WHAT IS EXPECTED: Quote the whole listing exactly. Leave the pictures out of your copy.

STORED ROWS:

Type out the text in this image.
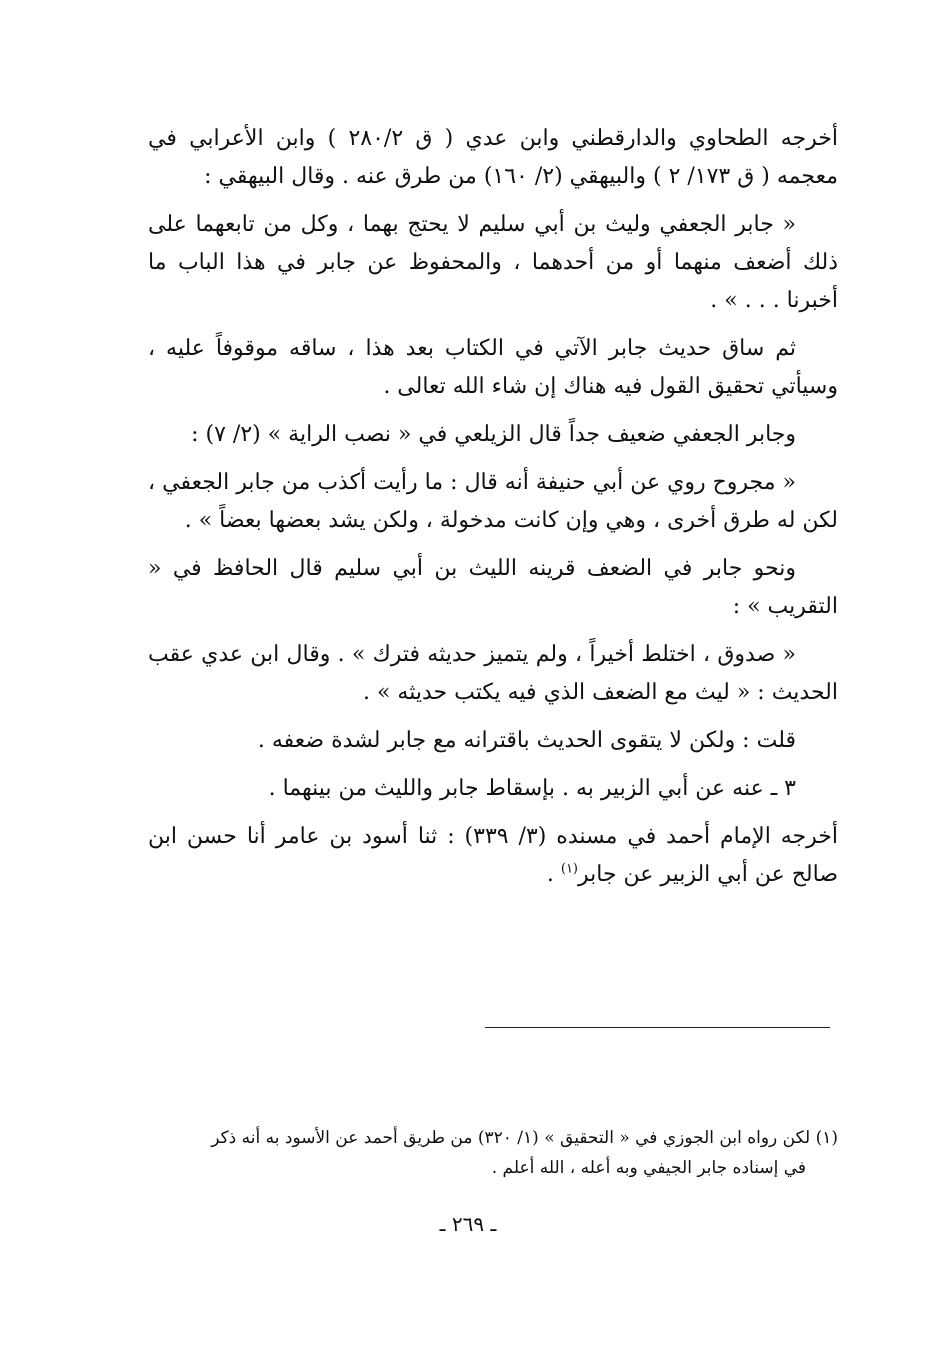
أخرجه الطحاوي والدارقطني وابن عدي ( ق ٢٨٠/٢ ) وابن الأعرابي في معجمه ( ق ١٧٣/ ٢ ) والبيهقي (٢/ ١٦٠) من طرق عنه . وقال البيهقي :

« جابر الجعفي وليث بن أبي سليم لا يحتج بهما ، وكل من تابعهما على ذلك أضعف منهما أو من أحدهما ، والمحفوظ عن جابر في هذا الباب ما أخبرنا . . . » .

ثم ساق حديث جابر الآتي في الكتاب بعد هذا ، ساقه موقوفاً عليه ، وسيأتي تحقيق القول فيه هناك إن شاء الله تعالى .

وجابر الجعفي ضعيف جداً قال الزيلعي في « نصب الراية » (٢/ ٧) :

« مجروح روي عن أبي حنيفة أنه قال : ما رأيت أكذب من جابر الجعفي ، لكن له طرق أخرى ، وهي وإن كانت مدخولة ، ولكن يشد بعضها بعضاً » .

ونحو جابر في الضعف قرينه الليث بن أبي سليم قال الحافظ في « التقريب » :

« صدوق ، اختلط أخيراً ، ولم يتميز حديثه فترك » . وقال ابن عدي عقب الحديث : « ليث مع الضعف الذي فيه يكتب حديثه » .

قلت : ولكن لا يتقوى الحديث باقترانه مع جابر لشدة ضعفه .

٣ ـ عنه عن أبي الزبير به . بإسقاط جابر والليث من بينهما .

أخرجه الإمام أحمد في مسنده (٣/ ٣٣٩) : ثنا أسود بن عامر أنا حسن ابن صالح عن أبي الزبير عن جابر$^{(١)}$ .

(١) لكن رواه ابن الجوزي في « التحقيق » (١/ ٣٢٠) من طريق أحمد عن الأسود به أنه ذكر
في إسناده جابر الجيفي وبه أعله ، الله أعلم .
ـ ٢٦٩ ـ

RESULT FOR THIS TASK:
Type out the text in this image.
أخرجه الطحاوي والدارقطني وابن عدي ( ق ٢٨٠/٢ ) وابن الأعرابي في معجمه ( ق ١٧٣/ ٢ ) والبيهقي (٢/ ١٦٠) من طرق عنه . وقال البيهقي :

« جابر الجعفي وليث بن أبي سليم لا يحتج بهما ، وكل من تابعهما على ذلك أضعف منهما أو من أحدهما ، والمحفوظ عن جابر في هذا الباب ما أخبرنا . . . » .

ثم ساق حديث جابر الآتي في الكتاب بعد هذا ، ساقه موقوفاً عليه ، وسيأتي تحقيق القول فيه هناك إن شاء الله تعالى .

وجابر الجعفي ضعيف جداً قال الزيلعي في « نصب الراية » (٢/ ٧) :

« مجروح روي عن أبي حنيفة أنه قال : ما رأيت أكذب من جابر الجعفي ، لكن له طرق أخرى ، وهي وإن كانت مدخولة ، ولكن يشد بعضها بعضاً » .

ونحو جابر في الضعف قرينه الليث بن أبي سليم قال الحافظ في « التقريب » :

« صدوق ، اختلط أخيراً ، ولم يتميز حديثه فترك » . وقال ابن عدي عقب الحديث : « ليث مع الضعف الذي فيه يكتب حديثه » .

قلت : ولكن لا يتقوى الحديث باقترانه مع جابر لشدة ضعفه .

٣ ـ عنه عن أبي الزبير به . بإسقاط جابر والليث من بينهما .

أخرجه الإمام أحمد في مسنده (٣/ ٣٣٩) : ثنا أسود بن عامر أنا حسن ابن صالح عن أبي الزبير عن جابر$^{(١)}$ .

(١) لكن رواه ابن الجوزي في « التحقيق » (١/ ٣٢٠) من طريق أحمد عن الأسود به أنه ذكر
في إسناده جابر الجيفي وبه أعله ، الله أعلم .
ـ ٢٦٩ ـ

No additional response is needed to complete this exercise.